■ EXERCISE: Extract each line containing the string "Vote".

■ LISTING:

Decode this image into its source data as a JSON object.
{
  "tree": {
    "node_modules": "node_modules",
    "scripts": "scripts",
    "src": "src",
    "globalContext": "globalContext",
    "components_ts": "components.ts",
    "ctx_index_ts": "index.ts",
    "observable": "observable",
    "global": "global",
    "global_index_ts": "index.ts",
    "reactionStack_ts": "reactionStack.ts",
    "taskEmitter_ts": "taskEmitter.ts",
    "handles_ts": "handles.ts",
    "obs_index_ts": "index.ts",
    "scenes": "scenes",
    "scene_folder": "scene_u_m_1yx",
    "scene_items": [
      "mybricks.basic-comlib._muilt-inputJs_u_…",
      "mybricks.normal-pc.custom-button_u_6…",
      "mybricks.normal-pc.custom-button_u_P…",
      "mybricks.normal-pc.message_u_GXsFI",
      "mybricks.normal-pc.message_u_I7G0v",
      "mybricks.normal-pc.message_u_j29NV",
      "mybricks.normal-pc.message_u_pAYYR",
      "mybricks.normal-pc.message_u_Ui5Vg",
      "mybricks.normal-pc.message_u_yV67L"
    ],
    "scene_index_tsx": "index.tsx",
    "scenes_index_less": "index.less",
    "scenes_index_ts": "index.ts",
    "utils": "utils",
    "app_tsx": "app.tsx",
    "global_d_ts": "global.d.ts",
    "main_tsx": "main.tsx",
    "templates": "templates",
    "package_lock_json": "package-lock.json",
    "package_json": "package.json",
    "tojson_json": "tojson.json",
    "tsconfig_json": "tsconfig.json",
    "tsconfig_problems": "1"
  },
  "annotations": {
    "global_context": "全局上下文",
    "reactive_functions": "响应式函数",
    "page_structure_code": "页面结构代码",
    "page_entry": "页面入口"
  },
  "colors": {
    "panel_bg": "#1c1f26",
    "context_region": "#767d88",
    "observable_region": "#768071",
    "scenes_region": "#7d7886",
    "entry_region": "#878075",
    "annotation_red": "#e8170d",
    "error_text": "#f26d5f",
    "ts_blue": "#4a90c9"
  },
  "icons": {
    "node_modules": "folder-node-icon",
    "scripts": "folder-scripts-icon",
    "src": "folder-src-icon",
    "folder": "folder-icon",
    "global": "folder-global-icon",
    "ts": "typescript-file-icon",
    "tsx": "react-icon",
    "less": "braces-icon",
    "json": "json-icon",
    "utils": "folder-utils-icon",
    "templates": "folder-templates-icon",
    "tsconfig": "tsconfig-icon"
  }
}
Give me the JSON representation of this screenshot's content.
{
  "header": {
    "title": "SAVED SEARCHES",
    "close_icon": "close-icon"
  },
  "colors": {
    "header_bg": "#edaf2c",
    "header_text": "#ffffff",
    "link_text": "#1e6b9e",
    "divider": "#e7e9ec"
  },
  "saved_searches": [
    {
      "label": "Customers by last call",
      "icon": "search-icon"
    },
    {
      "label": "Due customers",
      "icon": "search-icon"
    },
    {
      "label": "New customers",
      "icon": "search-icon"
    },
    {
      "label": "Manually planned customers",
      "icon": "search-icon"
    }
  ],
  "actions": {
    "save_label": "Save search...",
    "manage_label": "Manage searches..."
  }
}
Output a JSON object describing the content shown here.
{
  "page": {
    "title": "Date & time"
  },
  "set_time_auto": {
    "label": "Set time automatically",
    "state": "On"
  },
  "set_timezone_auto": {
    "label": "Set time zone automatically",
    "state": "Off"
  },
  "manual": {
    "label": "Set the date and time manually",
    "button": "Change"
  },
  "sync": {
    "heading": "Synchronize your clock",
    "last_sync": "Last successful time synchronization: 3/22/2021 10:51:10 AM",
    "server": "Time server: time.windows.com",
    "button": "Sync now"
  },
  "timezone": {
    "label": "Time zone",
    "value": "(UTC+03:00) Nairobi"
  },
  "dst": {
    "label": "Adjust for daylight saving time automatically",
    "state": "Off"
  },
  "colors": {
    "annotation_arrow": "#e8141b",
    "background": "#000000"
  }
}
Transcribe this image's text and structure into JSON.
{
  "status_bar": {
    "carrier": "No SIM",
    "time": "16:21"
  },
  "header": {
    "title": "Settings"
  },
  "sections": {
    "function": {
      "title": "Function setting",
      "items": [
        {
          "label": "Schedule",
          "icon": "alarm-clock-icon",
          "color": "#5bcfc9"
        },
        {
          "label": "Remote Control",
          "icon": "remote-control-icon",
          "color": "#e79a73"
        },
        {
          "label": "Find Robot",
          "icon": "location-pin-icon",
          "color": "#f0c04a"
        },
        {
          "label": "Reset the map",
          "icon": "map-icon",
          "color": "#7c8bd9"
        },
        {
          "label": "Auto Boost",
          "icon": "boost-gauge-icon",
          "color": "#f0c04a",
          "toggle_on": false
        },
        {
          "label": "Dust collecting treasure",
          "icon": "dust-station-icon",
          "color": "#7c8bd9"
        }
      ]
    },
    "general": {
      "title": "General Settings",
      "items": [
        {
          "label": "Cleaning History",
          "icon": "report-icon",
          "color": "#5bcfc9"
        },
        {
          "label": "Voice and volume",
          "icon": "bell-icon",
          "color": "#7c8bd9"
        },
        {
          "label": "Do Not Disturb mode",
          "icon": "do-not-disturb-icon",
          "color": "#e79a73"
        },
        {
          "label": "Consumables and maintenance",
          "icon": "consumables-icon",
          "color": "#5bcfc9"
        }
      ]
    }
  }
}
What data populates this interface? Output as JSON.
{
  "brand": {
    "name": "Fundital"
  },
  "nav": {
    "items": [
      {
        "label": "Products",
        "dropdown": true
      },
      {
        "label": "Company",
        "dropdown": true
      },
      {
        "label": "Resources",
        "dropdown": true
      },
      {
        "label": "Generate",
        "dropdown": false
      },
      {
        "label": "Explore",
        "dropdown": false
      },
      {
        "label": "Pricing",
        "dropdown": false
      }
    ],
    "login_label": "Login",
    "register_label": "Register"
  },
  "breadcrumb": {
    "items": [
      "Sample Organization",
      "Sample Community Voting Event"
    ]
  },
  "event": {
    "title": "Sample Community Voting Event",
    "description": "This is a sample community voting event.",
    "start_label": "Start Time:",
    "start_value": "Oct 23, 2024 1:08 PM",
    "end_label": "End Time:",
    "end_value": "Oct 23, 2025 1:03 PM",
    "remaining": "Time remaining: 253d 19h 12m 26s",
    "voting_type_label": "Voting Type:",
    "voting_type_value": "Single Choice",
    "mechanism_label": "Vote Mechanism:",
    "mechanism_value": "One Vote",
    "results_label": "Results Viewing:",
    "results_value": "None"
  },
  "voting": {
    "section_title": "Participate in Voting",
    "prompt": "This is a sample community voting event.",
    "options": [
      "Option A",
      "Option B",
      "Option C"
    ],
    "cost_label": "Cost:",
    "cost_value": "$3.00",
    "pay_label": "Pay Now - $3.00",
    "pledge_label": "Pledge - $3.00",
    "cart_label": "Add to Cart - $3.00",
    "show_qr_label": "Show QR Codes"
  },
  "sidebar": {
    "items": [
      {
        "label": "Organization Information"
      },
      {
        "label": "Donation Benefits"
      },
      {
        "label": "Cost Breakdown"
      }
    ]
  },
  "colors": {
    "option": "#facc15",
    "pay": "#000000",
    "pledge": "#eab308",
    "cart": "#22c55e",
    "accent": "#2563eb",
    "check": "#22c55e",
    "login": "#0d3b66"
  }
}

■ TASK OUTPUT:
    "mechanism_label": "Vote Mechanism:",
    "mechanism_value": "One Vote",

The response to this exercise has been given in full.